** Work to do **
Each line below should be quoted exactly, please.
--- Start of Information given ---
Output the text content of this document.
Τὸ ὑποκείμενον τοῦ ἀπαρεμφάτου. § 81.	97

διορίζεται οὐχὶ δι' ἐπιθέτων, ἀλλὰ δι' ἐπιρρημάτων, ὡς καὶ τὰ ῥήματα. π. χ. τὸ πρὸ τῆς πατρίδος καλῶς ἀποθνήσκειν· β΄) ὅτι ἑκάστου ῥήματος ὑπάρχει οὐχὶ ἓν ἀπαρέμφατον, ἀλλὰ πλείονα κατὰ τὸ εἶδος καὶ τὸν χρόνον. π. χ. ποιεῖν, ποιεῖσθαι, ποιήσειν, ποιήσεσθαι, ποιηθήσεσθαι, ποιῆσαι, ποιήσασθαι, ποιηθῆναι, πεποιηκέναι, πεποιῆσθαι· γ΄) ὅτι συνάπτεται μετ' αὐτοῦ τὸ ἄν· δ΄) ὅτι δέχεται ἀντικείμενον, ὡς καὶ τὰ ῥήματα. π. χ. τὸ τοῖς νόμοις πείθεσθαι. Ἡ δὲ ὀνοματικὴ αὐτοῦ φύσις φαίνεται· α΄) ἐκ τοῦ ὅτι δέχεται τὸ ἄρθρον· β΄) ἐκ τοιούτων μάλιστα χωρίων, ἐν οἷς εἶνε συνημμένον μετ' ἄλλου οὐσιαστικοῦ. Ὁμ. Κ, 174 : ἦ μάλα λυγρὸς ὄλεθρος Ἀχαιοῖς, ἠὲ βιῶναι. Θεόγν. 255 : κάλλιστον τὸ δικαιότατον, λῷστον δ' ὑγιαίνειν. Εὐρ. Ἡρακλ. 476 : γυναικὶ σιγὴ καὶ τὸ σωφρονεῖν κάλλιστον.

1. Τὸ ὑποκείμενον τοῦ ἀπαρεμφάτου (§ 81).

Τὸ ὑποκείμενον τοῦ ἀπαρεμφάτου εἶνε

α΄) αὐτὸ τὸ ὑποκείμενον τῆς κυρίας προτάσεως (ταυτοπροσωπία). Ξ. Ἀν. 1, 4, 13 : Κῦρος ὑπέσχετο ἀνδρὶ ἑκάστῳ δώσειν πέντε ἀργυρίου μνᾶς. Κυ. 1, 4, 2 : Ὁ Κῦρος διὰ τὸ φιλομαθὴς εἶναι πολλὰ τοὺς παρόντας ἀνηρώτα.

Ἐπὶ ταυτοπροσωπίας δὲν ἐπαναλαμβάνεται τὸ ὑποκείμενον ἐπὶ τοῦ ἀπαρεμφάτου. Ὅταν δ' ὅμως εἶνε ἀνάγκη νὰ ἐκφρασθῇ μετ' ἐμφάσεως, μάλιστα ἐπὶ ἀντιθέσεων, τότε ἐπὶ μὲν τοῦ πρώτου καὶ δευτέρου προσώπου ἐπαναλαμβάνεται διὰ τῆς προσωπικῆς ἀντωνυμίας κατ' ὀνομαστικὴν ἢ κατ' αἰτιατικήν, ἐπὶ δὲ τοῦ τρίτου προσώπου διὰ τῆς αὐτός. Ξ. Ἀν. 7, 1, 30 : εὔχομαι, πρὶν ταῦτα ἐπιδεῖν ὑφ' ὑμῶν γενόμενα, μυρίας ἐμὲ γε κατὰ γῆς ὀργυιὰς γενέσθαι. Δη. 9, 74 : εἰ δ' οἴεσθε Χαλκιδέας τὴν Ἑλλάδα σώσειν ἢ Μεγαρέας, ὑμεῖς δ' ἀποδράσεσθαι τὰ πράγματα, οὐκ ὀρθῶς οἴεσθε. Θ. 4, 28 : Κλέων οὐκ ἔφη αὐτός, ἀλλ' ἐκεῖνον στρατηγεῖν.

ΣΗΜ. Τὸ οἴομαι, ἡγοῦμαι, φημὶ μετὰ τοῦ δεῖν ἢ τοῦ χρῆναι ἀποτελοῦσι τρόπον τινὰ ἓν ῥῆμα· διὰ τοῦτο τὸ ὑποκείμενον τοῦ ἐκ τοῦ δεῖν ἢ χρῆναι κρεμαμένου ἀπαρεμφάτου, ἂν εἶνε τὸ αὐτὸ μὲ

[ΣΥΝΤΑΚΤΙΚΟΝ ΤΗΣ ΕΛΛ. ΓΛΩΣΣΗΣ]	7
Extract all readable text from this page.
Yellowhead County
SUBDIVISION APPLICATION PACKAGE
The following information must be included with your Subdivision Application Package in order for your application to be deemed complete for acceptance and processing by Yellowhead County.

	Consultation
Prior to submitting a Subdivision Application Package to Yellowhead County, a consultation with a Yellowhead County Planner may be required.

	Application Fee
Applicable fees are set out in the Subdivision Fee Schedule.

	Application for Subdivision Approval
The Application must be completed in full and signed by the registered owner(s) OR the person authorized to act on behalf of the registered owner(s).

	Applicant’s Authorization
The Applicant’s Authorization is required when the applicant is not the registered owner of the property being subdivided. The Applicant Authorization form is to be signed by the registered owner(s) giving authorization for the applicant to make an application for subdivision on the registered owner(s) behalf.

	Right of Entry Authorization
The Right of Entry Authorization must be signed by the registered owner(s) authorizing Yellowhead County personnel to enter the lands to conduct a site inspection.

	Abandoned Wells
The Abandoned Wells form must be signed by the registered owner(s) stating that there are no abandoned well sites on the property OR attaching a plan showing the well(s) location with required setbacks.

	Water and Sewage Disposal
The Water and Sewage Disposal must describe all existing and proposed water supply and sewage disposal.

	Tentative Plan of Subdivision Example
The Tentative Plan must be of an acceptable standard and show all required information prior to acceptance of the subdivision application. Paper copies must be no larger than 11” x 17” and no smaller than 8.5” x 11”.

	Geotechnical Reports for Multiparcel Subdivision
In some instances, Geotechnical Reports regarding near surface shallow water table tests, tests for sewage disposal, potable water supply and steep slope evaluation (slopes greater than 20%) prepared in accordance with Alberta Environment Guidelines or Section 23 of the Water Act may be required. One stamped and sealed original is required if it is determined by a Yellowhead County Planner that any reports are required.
--- End of Information given ---
** Response **
Output the text content of this document.
Τὸ ὑποκείμενον τοῦ ἀπαρεμφάτου. § 81.	97

διορίζεται οὐχὶ δι' ἐπιθέτων, ἀλλὰ δι' ἐπιρρημάτων, ὡς καὶ τὰ ῥήματα. π. χ. τὸ πρὸ τῆς πατρίδος καλῶς ἀποθνήσκειν· β΄) ὅτι ἑκάστου ῥήματος ὑπάρχει οὐχὶ ἓν ἀπαρέμφατον, ἀλλὰ πλείονα κατὰ τὸ εἶδος καὶ τὸν χρόνον. π. χ. ποιεῖν, ποιεῖσθαι, ποιήσειν, ποιήσεσθαι, ποιηθήσεσθαι, ποιῆσαι, ποιήσασθαι, ποιηθῆναι, πεποιηκέναι, πεποιῆσθαι· γ΄) ὅτι συνάπτεται μετ' αὐτοῦ τὸ ἄν· δ΄) ὅτι δέχεται ἀντικείμενον, ὡς καὶ τὰ ῥήματα. π. χ. τὸ τοῖς νόμοις πείθεσθαι. Ἡ δὲ ὀνοματικὴ αὐτοῦ φύσις φαίνεται· α΄) ἐκ τοῦ ὅτι δέχεται τὸ ἄρθρον· β΄) ἐκ τοιούτων μάλιστα χωρίων, ἐν οἷς εἶνε συνημμένον μετ' ἄλλου οὐσιαστικοῦ. Ὁμ. Κ, 174 : ἦ μάλα λυγρὸς ὄλεθρος Ἀχαιοῖς, ἠὲ βιῶναι. Θεόγν. 255 : κάλλιστον τὸ δικαιότατον, λῷστον δ' ὑγιαίνειν. Εὐρ. Ἡρακλ. 476 : γυναικὶ σιγὴ καὶ τὸ σωφρονεῖν κάλλιστον.

1. Τὸ ὑποκείμενον τοῦ ἀπαρεμφάτου (§ 81).

Τὸ ὑποκείμενον τοῦ ἀπαρεμφάτου εἶνε

α΄) αὐτὸ τὸ ὑποκείμενον τῆς κυρίας προτάσεως (ταυτοπροσωπία). Ξ. Ἀν. 1, 4, 13 : Κῦρος ὑπέσχετο ἀνδρὶ ἑκάστῳ δώσειν πέντε ἀργυρίου μνᾶς. Κυ. 1, 4, 2 : Ὁ Κῦρος διὰ τὸ φιλομαθὴς εἶναι πολλὰ τοὺς παρόντας ἀνηρώτα.

Ἐπὶ ταυτοπροσωπίας δὲν ἐπαναλαμβάνεται τὸ ὑποκείμενον ἐπὶ τοῦ ἀπαρεμφάτου. Ὅταν δ' ὅμως εἶνε ἀνάγκη νὰ ἐκφρασθῇ μετ' ἐμφάσεως, μάλιστα ἐπὶ ἀντιθέσεων, τότε ἐπὶ μὲν τοῦ πρώτου καὶ δευτέρου προσώπου ἐπαναλαμβάνεται διὰ τῆς προσωπικῆς ἀντωνυμίας κατ' ὀνομαστικὴν ἢ κατ' αἰτιατικήν, ἐπὶ δὲ τοῦ τρίτου προσώπου διὰ τῆς αὐτός. Ξ. Ἀν. 7, 1, 30 : εὔχομαι, πρὶν ταῦτα ἐπιδεῖν ὑφ' ὑμῶν γενόμενα, μυρίας ἐμὲ γε κατὰ γῆς ὀργυιὰς γενέσθαι. Δη. 9, 74 : εἰ δ' οἴεσθε Χαλκιδέας τὴν Ἑλλάδα σώσειν ἢ Μεγαρέας, ὑμεῖς δ' ἀποδράσεσθαι τὰ πράγματα, οὐκ ὀρθῶς οἴεσθε. Θ. 4, 28 : Κλέων οὐκ ἔφη αὐτός, ἀλλ' ἐκεῖνον στρατηγεῖν.

ΣΗΜ. Τὸ οἴομαι, ἡγοῦμαι, φημὶ μετὰ τοῦ δεῖν ἢ τοῦ χρῆναι ἀποτελοῦσι τρόπον τινὰ ἓν ῥῆμα· διὰ τοῦτο τὸ ὑποκείμενον τοῦ ἐκ τοῦ δεῖν ἢ χρῆναι κρεμαμένου ἀπαρεμφάτου, ἂν εἶνε τὸ αὐτὸ μὲ

[ΣΥΝΤΑΚΤΙΚΟΝ ΤΗΣ ΕΛΛ. ΓΛΩΣΣΗΣ]	7
Extract all readable text from this page.
Yellowhead County
SUBDIVISION APPLICATION PACKAGE
The following information must be included with your Subdivision Application Package in order for your application to be deemed complete for acceptance and processing by Yellowhead County.

	Consultation
Prior to submitting a Subdivision Application Package to Yellowhead County, a consultation with a Yellowhead County Planner may be required.

	Application Fee
Applicable fees are set out in the Subdivision Fee Schedule.

	Application for Subdivision Approval
The Application must be completed in full and signed by the registered owner(s) OR the person authorized to act on behalf of the registered owner(s).

	Applicant’s Authorization
The Applicant’s Authorization is required when the applicant is not the registered owner of the property being subdivided. The Applicant Authorization form is to be signed by the registered owner(s) giving authorization for the applicant to make an application for subdivision on the registered owner(s) behalf.

	Right of Entry Authorization
The Right of Entry Authorization must be signed by the registered owner(s) authorizing Yellowhead County personnel to enter the lands to conduct a site inspection.

	Abandoned Wells
The Abandoned Wells form must be signed by the registered owner(s) stating that there are no abandoned well sites on the property OR attaching a plan showing the well(s) location with required setbacks.

	Water and Sewage Disposal
The Water and Sewage Disposal must describe all existing and proposed water supply and sewage disposal.

	Tentative Plan of Subdivision Example
The Tentative Plan must be of an acceptable standard and show all required information prior to acceptance of the subdivision application. Paper copies must be no larger than 11” x 17” and no smaller than 8.5” x 11”.

	Geotechnical Reports for Multiparcel Subdivision
In some instances, Geotechnical Reports regarding near surface shallow water table tests, tests for sewage disposal, potable water supply and steep slope evaluation (slopes greater than 20%) prepared in accordance with Alberta Environment Guidelines or Section 23 of the Water Act may be required. One stamped and sealed original is required if it is determined by a Yellowhead County Planner that any reports are required.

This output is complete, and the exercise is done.